- JOB
Go through the listing below and gather every line with the word "label".

################

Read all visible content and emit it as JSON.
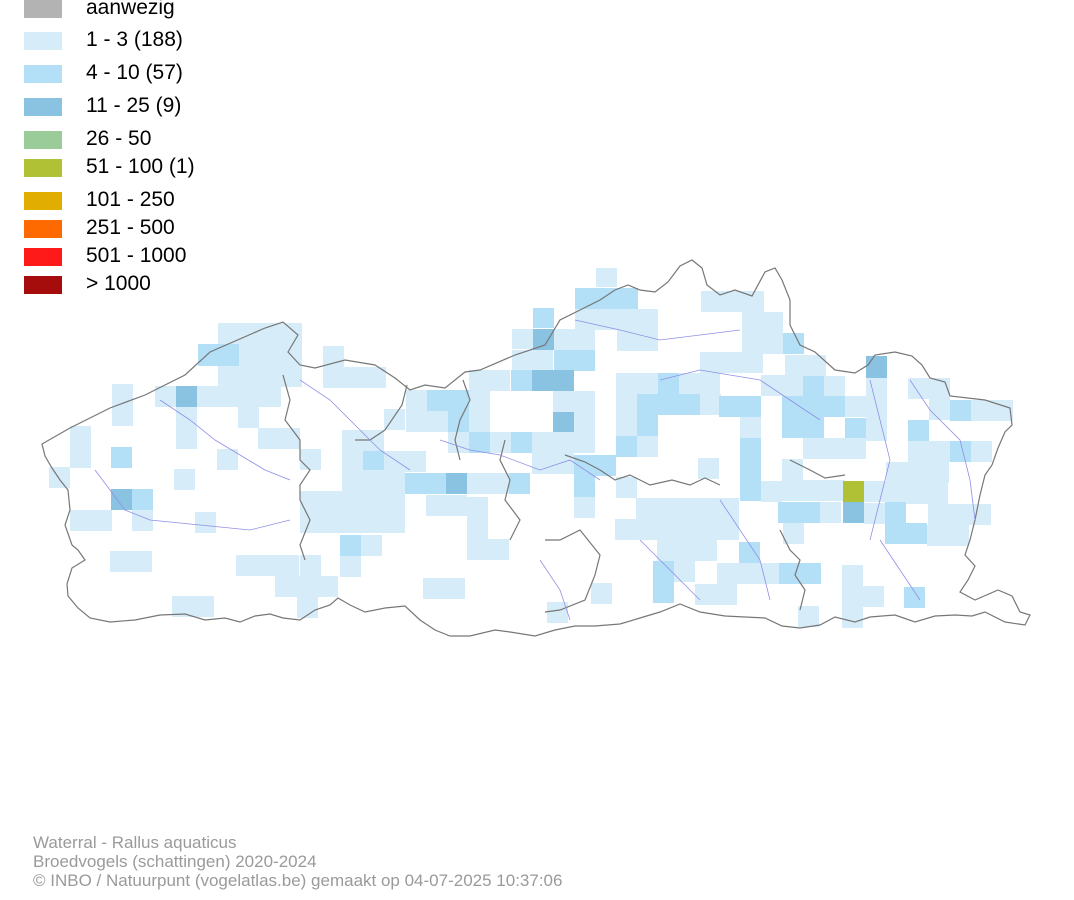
{
  "legend": {
    "items": [
      {
        "label": "aanwezig",
        "color": "#b3b3b3"
      },
      {
        "label": "1 - 3 (188)",
        "color": "#d6ecf9"
      },
      {
        "label": "4 - 10 (57)",
        "color": "#b3e0f7"
      },
      {
        "label": "11 - 25 (9)",
        "color": "#89c3e1"
      },
      {
        "label": "26 - 50",
        "color": "#99cc99"
      },
      {
        "label": "51 - 100 (1)",
        "color": "#b1c136"
      },
      {
        "label": "101 - 250",
        "color": "#e0ad00"
      },
      {
        "label": "251 - 500",
        "color": "#ff6a00"
      },
      {
        "label": "501 - 1000",
        "color": "#ff1a1a"
      },
      {
        "label": "> 1000",
        "color": "#a50d0d"
      }
    ]
  },
  "map": {
    "border_color": "#777777",
    "river_color": "#8f8fe6"
  },
  "credits": {
    "species": "Waterral - Rallus aquaticus",
    "dataset": "Broedvogels (schattingen) 2020-2024",
    "copyright": "© INBO / Natuurpunt (vogelatlas.be) gemaakt op 04-07-2025 10:37:06"
  }
}
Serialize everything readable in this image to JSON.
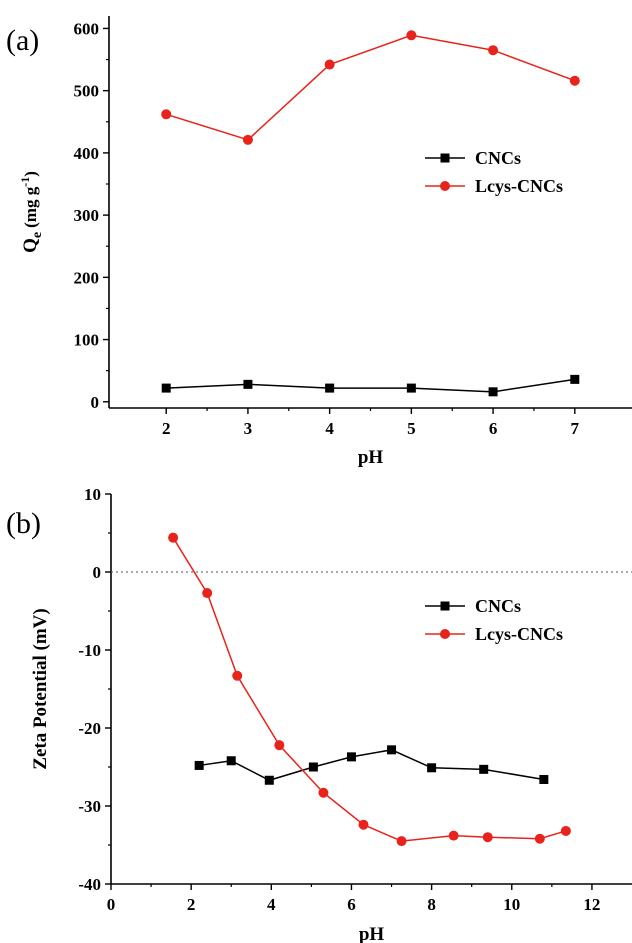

################

- RESULT FOR THIS TASK
        "label": "aanwezig",
        "label": "1 - 3 (188)",
        "label": "4 - 10 (57)",
        "label": "11 - 25 (9)",
        "label": "26 - 50",
        "label": "51 - 100 (1)",
        "label": "101 - 250",
        "label": "251 - 500",
        "label": "501 - 1000",
        "label": "> 1000",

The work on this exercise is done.